[Begin Supplied entries]
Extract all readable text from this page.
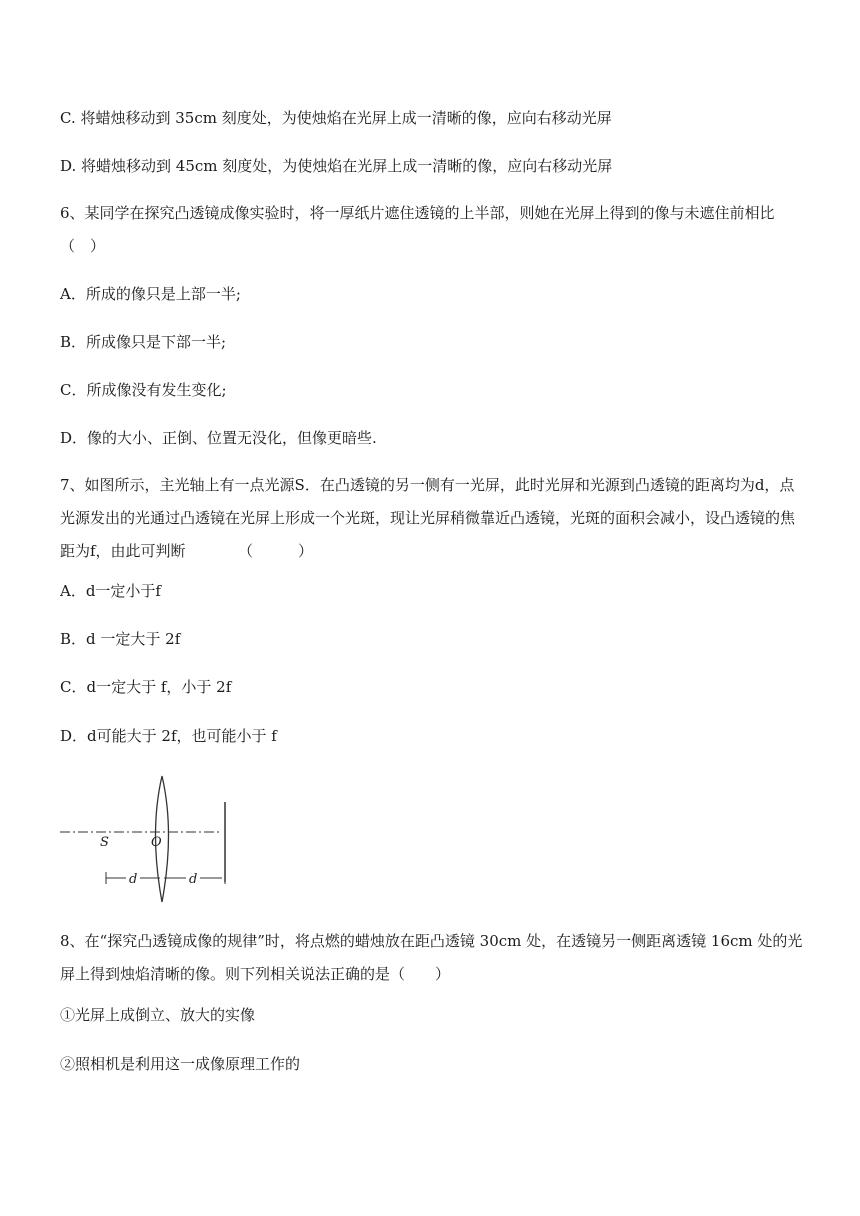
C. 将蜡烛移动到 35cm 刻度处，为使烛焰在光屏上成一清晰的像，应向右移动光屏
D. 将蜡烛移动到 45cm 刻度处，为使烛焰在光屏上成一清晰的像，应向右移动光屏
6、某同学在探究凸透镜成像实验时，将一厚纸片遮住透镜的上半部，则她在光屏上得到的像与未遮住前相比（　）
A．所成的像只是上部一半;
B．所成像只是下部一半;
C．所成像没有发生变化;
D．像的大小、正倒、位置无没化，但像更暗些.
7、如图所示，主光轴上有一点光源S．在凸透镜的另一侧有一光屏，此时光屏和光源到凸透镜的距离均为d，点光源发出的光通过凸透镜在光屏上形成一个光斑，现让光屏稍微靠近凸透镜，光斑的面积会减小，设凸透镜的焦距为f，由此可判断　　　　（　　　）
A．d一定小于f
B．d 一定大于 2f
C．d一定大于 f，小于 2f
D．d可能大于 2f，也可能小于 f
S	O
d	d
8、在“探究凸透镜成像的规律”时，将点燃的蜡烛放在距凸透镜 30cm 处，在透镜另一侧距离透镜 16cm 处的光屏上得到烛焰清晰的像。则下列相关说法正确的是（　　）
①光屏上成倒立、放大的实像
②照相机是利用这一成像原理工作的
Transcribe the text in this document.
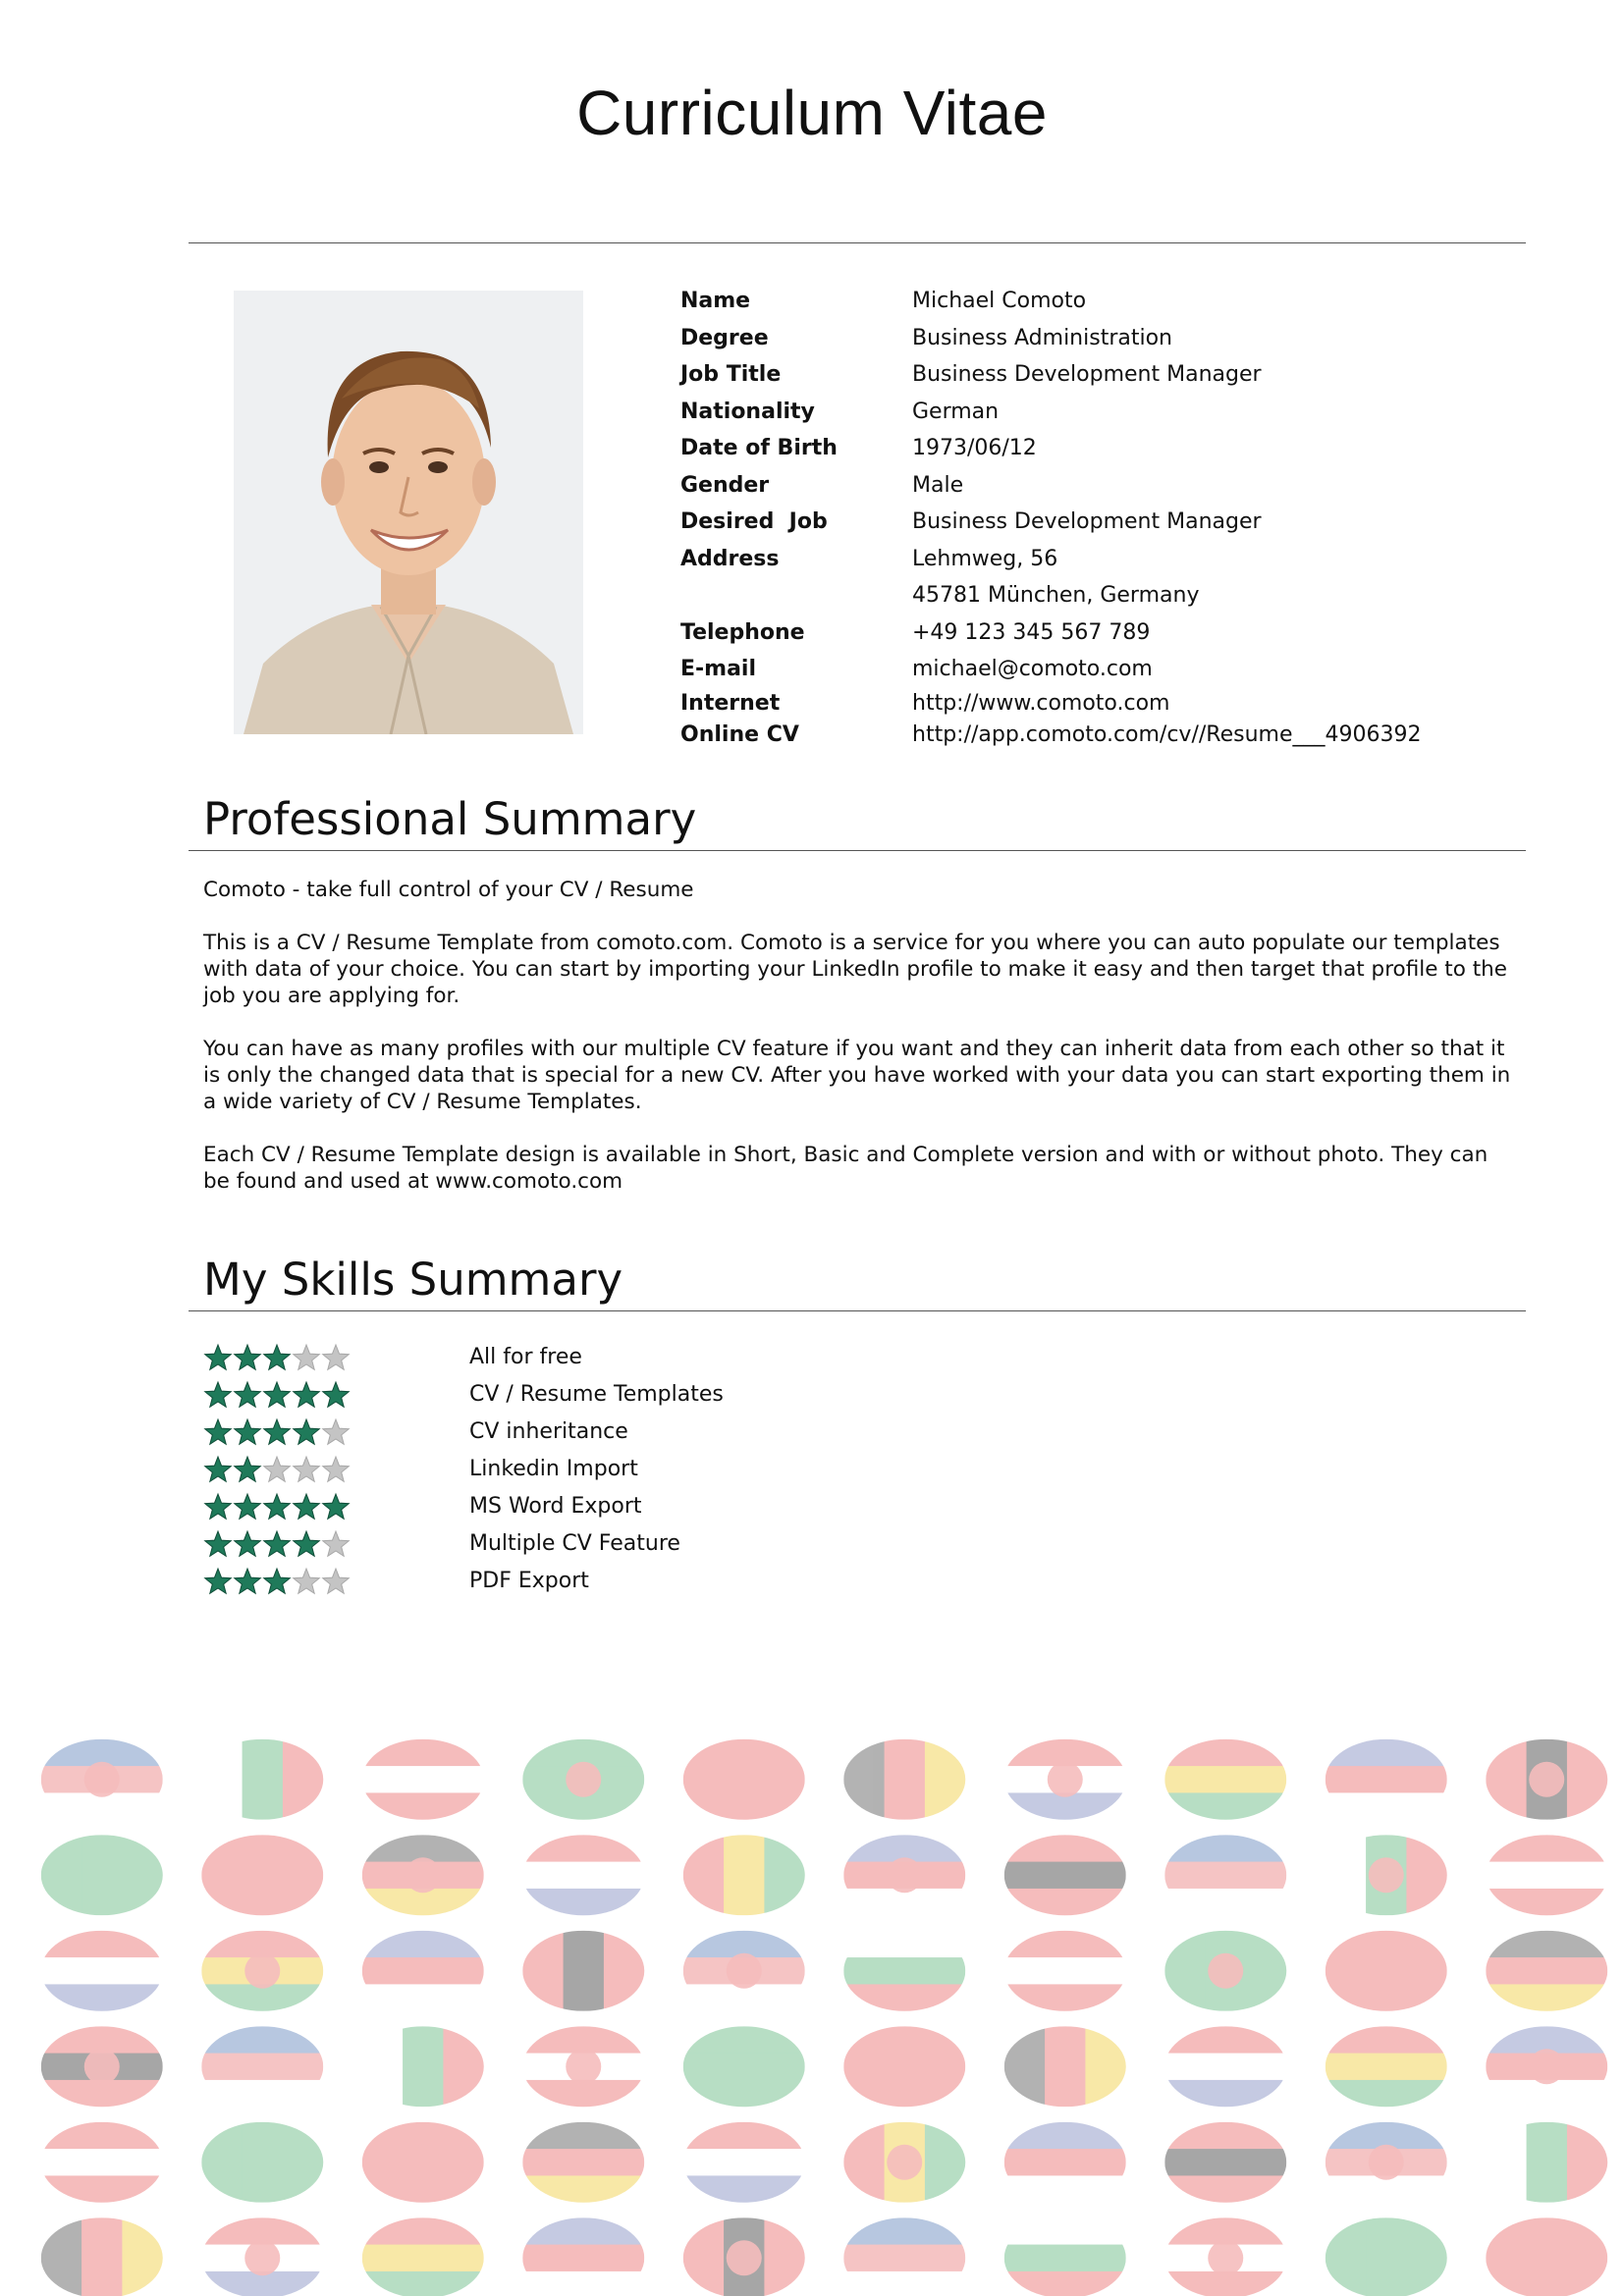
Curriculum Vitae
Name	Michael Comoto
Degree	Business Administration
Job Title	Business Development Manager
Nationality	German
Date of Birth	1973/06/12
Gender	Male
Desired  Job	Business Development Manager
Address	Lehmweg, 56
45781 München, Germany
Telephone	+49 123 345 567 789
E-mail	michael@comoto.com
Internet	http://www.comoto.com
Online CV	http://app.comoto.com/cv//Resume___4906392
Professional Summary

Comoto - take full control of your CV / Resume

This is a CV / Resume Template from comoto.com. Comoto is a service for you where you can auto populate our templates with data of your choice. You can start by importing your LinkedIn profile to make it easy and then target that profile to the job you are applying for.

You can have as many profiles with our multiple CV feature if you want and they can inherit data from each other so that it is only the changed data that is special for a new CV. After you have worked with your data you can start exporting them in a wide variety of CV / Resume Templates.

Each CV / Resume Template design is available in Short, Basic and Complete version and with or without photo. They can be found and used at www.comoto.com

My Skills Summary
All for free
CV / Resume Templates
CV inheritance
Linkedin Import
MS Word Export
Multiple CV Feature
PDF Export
[End Supplied entries]
• [Directions]: Output the data exactly. Pictures don't belong in the result.

• [Response to the exercise]:
Extract all readable text from this page.
C. 将蜡烛移动到 35cm 刻度处，为使烛焰在光屏上成一清晰的像，应向右移动光屏
D. 将蜡烛移动到 45cm 刻度处，为使烛焰在光屏上成一清晰的像，应向右移动光屏
6、某同学在探究凸透镜成像实验时，将一厚纸片遮住透镜的上半部，则她在光屏上得到的像与未遮住前相比（　）
A．所成的像只是上部一半;
B．所成像只是下部一半;
C．所成像没有发生变化;
D．像的大小、正倒、位置无没化，但像更暗些.
7、如图所示，主光轴上有一点光源S．在凸透镜的另一侧有一光屏，此时光屏和光源到凸透镜的距离均为d，点光源发出的光通过凸透镜在光屏上形成一个光斑，现让光屏稍微靠近凸透镜，光斑的面积会减小，设凸透镜的焦距为f，由此可判断　　　　（　　　）
A．d一定小于f
B．d 一定大于 2f
C．d一定大于 f，小于 2f
D．d可能大于 2f，也可能小于 f
S	O
d	d
8、在“探究凸透镜成像的规律”时，将点燃的蜡烛放在距凸透镜 30cm 处，在透镜另一侧距离透镜 16cm 处的光屏上得到烛焰清晰的像。则下列相关说法正确的是（　　）
①光屏上成倒立、放大的实像
②照相机是利用这一成像原理工作的
Transcribe the text in this document.
Curriculum Vitae
Name	Michael Comoto
Degree	Business Administration
Job Title	Business Development Manager
Nationality	German
Date of Birth	1973/06/12
Gender	Male
Desired  Job	Business Development Manager
Address	Lehmweg, 56
45781 München, Germany
Telephone	+49 123 345 567 789
E-mail	michael@comoto.com
Internet	http://www.comoto.com
Online CV	http://app.comoto.com/cv//Resume___4906392
Professional Summary

Comoto - take full control of your CV / Resume

This is a CV / Resume Template from comoto.com. Comoto is a service for you where you can auto populate our templates with data of your choice. You can start by importing your LinkedIn profile to make it easy and then target that profile to the job you are applying for.

You can have as many profiles with our multiple CV feature if you want and they can inherit data from each other so that it is only the changed data that is special for a new CV. After you have worked with your data you can start exporting them in a wide variety of CV / Resume Templates.

Each CV / Resume Template design is available in Short, Basic and Complete version and with or without photo. They can be found and used at www.comoto.com

My Skills Summary
All for free
CV / Resume Templates
CV inheritance
Linkedin Import
MS Word Export
Multiple CV Feature
PDF Export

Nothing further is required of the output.